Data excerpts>
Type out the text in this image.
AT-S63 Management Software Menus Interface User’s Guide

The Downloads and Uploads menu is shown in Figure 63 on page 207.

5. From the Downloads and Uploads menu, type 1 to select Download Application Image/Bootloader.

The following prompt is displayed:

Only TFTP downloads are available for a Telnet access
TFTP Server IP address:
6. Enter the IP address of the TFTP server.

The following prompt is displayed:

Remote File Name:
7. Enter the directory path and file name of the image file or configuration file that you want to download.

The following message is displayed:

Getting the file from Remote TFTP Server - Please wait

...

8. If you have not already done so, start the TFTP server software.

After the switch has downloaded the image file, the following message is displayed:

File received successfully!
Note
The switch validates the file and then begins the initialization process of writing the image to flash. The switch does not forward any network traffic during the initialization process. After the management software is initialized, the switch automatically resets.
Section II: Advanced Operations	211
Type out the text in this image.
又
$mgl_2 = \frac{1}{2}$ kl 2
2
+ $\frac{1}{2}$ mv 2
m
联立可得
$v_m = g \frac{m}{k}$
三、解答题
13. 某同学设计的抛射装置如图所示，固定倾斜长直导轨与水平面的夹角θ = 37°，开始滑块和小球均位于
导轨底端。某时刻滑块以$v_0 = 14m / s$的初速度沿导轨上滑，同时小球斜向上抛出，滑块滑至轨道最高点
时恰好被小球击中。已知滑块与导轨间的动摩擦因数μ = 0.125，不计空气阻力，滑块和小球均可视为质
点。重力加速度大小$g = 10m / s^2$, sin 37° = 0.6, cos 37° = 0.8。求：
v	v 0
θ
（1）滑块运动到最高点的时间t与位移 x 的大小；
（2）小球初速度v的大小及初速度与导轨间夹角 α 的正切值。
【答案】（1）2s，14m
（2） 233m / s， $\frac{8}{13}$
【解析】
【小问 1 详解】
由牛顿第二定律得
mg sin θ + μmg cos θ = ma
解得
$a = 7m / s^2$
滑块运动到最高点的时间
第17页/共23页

Aim> Retype the records in full. Keep every line identical to the original.

Written reply>
Type out the text in this image.
AT-S63 Management Software Menus Interface User’s Guide

The Downloads and Uploads menu is shown in Figure 63 on page 207.

5. From the Downloads and Uploads menu, type 1 to select Download Application Image/Bootloader.

The following prompt is displayed:

Only TFTP downloads are available for a Telnet access
TFTP Server IP address:
6. Enter the IP address of the TFTP server.

The following prompt is displayed:

Remote File Name:
7. Enter the directory path and file name of the image file or configuration file that you want to download.

The following message is displayed:

Getting the file from Remote TFTP Server - Please wait

...

8. If you have not already done so, start the TFTP server software.

After the switch has downloaded the image file, the following message is displayed:

File received successfully!
Note
The switch validates the file and then begins the initialization process of writing the image to flash. The switch does not forward any network traffic during the initialization process. After the management software is initialized, the switch automatically resets.
Section II: Advanced Operations	211
Type out the text in this image.
又
$mgl_2 = \frac{1}{2}$ kl 2
2
+ $\frac{1}{2}$ mv 2
m
联立可得
$v_m = g \frac{m}{k}$
三、解答题
13. 某同学设计的抛射装置如图所示，固定倾斜长直导轨与水平面的夹角θ = 37°，开始滑块和小球均位于
导轨底端。某时刻滑块以$v_0 = 14m / s$的初速度沿导轨上滑，同时小球斜向上抛出，滑块滑至轨道最高点
时恰好被小球击中。已知滑块与导轨间的动摩擦因数μ = 0.125，不计空气阻力，滑块和小球均可视为质
点。重力加速度大小$g = 10m / s^2$, sin 37° = 0.6, cos 37° = 0.8。求：
v	v 0
θ
（1）滑块运动到最高点的时间t与位移 x 的大小；
（2）小球初速度v的大小及初速度与导轨间夹角 α 的正切值。
【答案】（1）2s，14m
（2） 233m / s， $\frac{8}{13}$
【解析】
【小问 1 详解】
由牛顿第二定律得
mg sin θ + μmg cos θ = ma
解得
$a = 7m / s^2$
滑块运动到最高点的时间
第17页/共23页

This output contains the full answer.